(Figure record extracts)
================================
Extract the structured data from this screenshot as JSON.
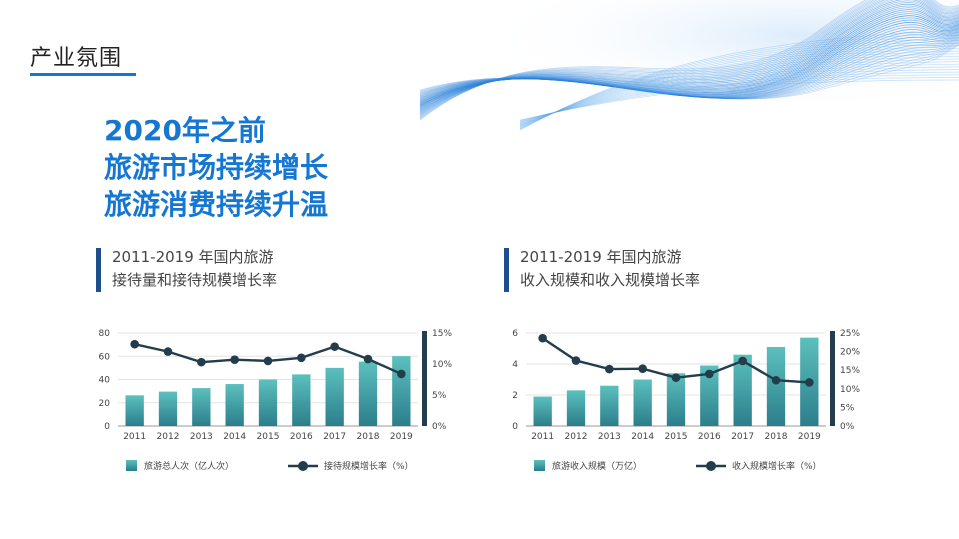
{
  "header": {
    "title": "产业氛围"
  },
  "headline": [
    "2020年之前",
    "旅游市场持续增长",
    "旅游消费持续升温"
  ],
  "colors": {
    "accent": "#1677d2",
    "bar_top": "#5cc0bd",
    "bar_bottom": "#2b7e8c",
    "line": "#233d4d",
    "axis_bar": "#233d4d"
  },
  "chart_data": [
    {
      "type": "bar",
      "title_lines": [
        "2011-2019 年国内旅游",
        "接待量和接待规模增长率"
      ],
      "categories": [
        "2011",
        "2012",
        "2013",
        "2014",
        "2015",
        "2016",
        "2017",
        "2018",
        "2019"
      ],
      "series": [
        {
          "name": "旅游总人次（亿人次）",
          "type": "bar",
          "axis": "left",
          "values": [
            26.4,
            29.6,
            32.6,
            36.1,
            40.0,
            44.4,
            50.0,
            55.4,
            60.1
          ]
        },
        {
          "name": "接待规模增长率（%）",
          "type": "line",
          "axis": "right",
          "values": [
            13.2,
            12.0,
            10.3,
            10.7,
            10.5,
            11.0,
            12.8,
            10.8,
            8.4
          ]
        }
      ],
      "left_axis": {
        "ylim": [
          0,
          80
        ],
        "ticks": [
          "80",
          "60",
          "40",
          "20",
          "0"
        ]
      },
      "right_axis": {
        "ylim": [
          0,
          15
        ],
        "ticks": [
          "15%",
          "10%",
          "5%",
          "0%"
        ]
      },
      "legend_position": "bottom"
    },
    {
      "type": "bar",
      "title_lines": [
        "2011-2019 年国内旅游",
        "收入规模和收入规模增长率"
      ],
      "categories": [
        "2011",
        "2012",
        "2013",
        "2014",
        "2015",
        "2016",
        "2017",
        "2018",
        "2019"
      ],
      "series": [
        {
          "name": "旅游收入规模（万亿）",
          "type": "bar",
          "axis": "left",
          "values": [
            1.9,
            2.3,
            2.6,
            3.0,
            3.4,
            3.9,
            4.6,
            5.1,
            5.7
          ]
        },
        {
          "name": "收入规模增长率（%）",
          "type": "line",
          "axis": "right",
          "values": [
            23.6,
            17.6,
            15.3,
            15.4,
            13.0,
            14.0,
            17.5,
            12.3,
            11.7
          ]
        }
      ],
      "left_axis": {
        "ylim": [
          0,
          6
        ],
        "ticks": [
          "6",
          "4",
          "2",
          "0"
        ]
      },
      "right_axis": {
        "ylim": [
          0,
          25
        ],
        "ticks": [
          "25%",
          "20%",
          "15%",
          "10%",
          "5%",
          "0%"
        ]
      },
      "legend_position": "bottom"
    }
  ]
}
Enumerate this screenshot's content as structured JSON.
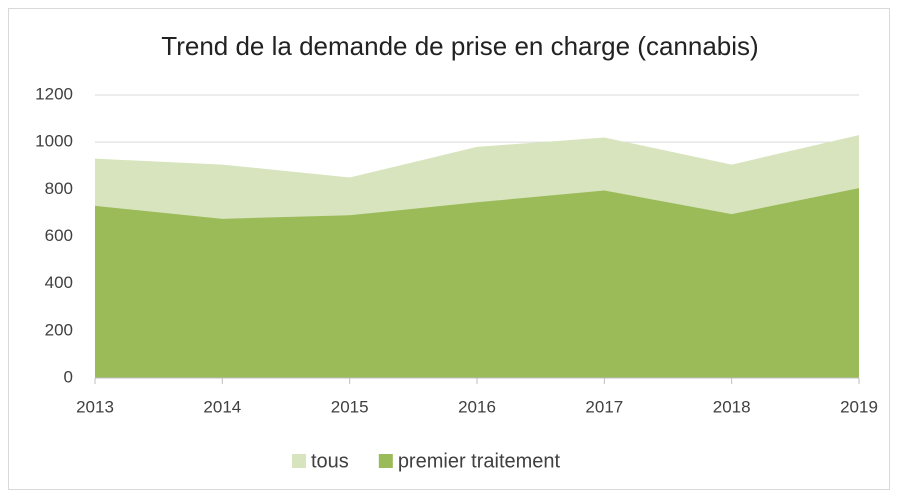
{
  "chart_data": {
    "type": "area",
    "title": "Trend de la demande de prise en charge (cannabis)",
    "categories": [
      "2013",
      "2014",
      "2015",
      "2016",
      "2017",
      "2018",
      "2019"
    ],
    "series": [
      {
        "name": "tous",
        "color": "#d7e4bd",
        "values": [
          930,
          905,
          850,
          980,
          1020,
          905,
          1030
        ]
      },
      {
        "name": "premier traitement",
        "color": "#9bbb59",
        "values": [
          730,
          675,
          690,
          745,
          795,
          695,
          805
        ]
      }
    ],
    "ylim": [
      0,
      1200
    ],
    "yticks": [
      0,
      200,
      400,
      600,
      800,
      1000,
      1200
    ],
    "grid": true,
    "legend": "bottom"
  }
}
================================
§ **Exercise objective**: Using the material above, set down every line exactly, but skip the pictures.

§ **Exercise output**:
Extract the structured data from this screenshot as JSON.
{
  "header": {
    "title": "产业氛围"
  },
  "headline": [
    "2020年之前",
    "旅游市场持续增长",
    "旅游消费持续升温"
  ],
  "colors": {
    "accent": "#1677d2",
    "bar_top": "#5cc0bd",
    "bar_bottom": "#2b7e8c",
    "line": "#233d4d",
    "axis_bar": "#233d4d"
  },
  "chart_data": [
    {
      "type": "bar",
      "title_lines": [
        "2011-2019 年国内旅游",
        "接待量和接待规模增长率"
      ],
      "categories": [
        "2011",
        "2012",
        "2013",
        "2014",
        "2015",
        "2016",
        "2017",
        "2018",
        "2019"
      ],
      "series": [
        {
          "name": "旅游总人次（亿人次）",
          "type": "bar",
          "axis": "left",
          "values": [
            26.4,
            29.6,
            32.6,
            36.1,
            40.0,
            44.4,
            50.0,
            55.4,
            60.1
          ]
        },
        {
          "name": "接待规模增长率（%）",
          "type": "line",
          "axis": "right",
          "values": [
            13.2,
            12.0,
            10.3,
            10.7,
            10.5,
            11.0,
            12.8,
            10.8,
            8.4
          ]
        }
      ],
      "left_axis": {
        "ylim": [
          0,
          80
        ],
        "ticks": [
          "80",
          "60",
          "40",
          "20",
          "0"
        ]
      },
      "right_axis": {
        "ylim": [
          0,
          15
        ],
        "ticks": [
          "15%",
          "10%",
          "5%",
          "0%"
        ]
      },
      "legend_position": "bottom"
    },
    {
      "type": "bar",
      "title_lines": [
        "2011-2019 年国内旅游",
        "收入规模和收入规模增长率"
      ],
      "categories": [
        "2011",
        "2012",
        "2013",
        "2014",
        "2015",
        "2016",
        "2017",
        "2018",
        "2019"
      ],
      "series": [
        {
          "name": "旅游收入规模（万亿）",
          "type": "bar",
          "axis": "left",
          "values": [
            1.9,
            2.3,
            2.6,
            3.0,
            3.4,
            3.9,
            4.6,
            5.1,
            5.7
          ]
        },
        {
          "name": "收入规模增长率（%）",
          "type": "line",
          "axis": "right",
          "values": [
            23.6,
            17.6,
            15.3,
            15.4,
            13.0,
            14.0,
            17.5,
            12.3,
            11.7
          ]
        }
      ],
      "left_axis": {
        "ylim": [
          0,
          6
        ],
        "ticks": [
          "6",
          "4",
          "2",
          "0"
        ]
      },
      "right_axis": {
        "ylim": [
          0,
          25
        ],
        "ticks": [
          "25%",
          "20%",
          "15%",
          "10%",
          "5%",
          "0%"
        ]
      },
      "legend_position": "bottom"
    }
  ]
}
Enumerate this screenshot's content as structured JSON.
{
  "chart_data": {
    "type": "area",
    "title": "Trend de la demande de prise en charge (cannabis)",
    "categories": [
      "2013",
      "2014",
      "2015",
      "2016",
      "2017",
      "2018",
      "2019"
    ],
    "series": [
      {
        "name": "tous",
        "color": "#d7e4bd",
        "values": [
          930,
          905,
          850,
          980,
          1020,
          905,
          1030
        ]
      },
      {
        "name": "premier traitement",
        "color": "#9bbb59",
        "values": [
          730,
          675,
          690,
          745,
          795,
          695,
          805
        ]
      }
    ],
    "ylim": [
      0,
      1200
    ],
    "yticks": [
      0,
      200,
      400,
      600,
      800,
      1000,
      1200
    ],
    "grid": true,
    "legend": "bottom"
  }
}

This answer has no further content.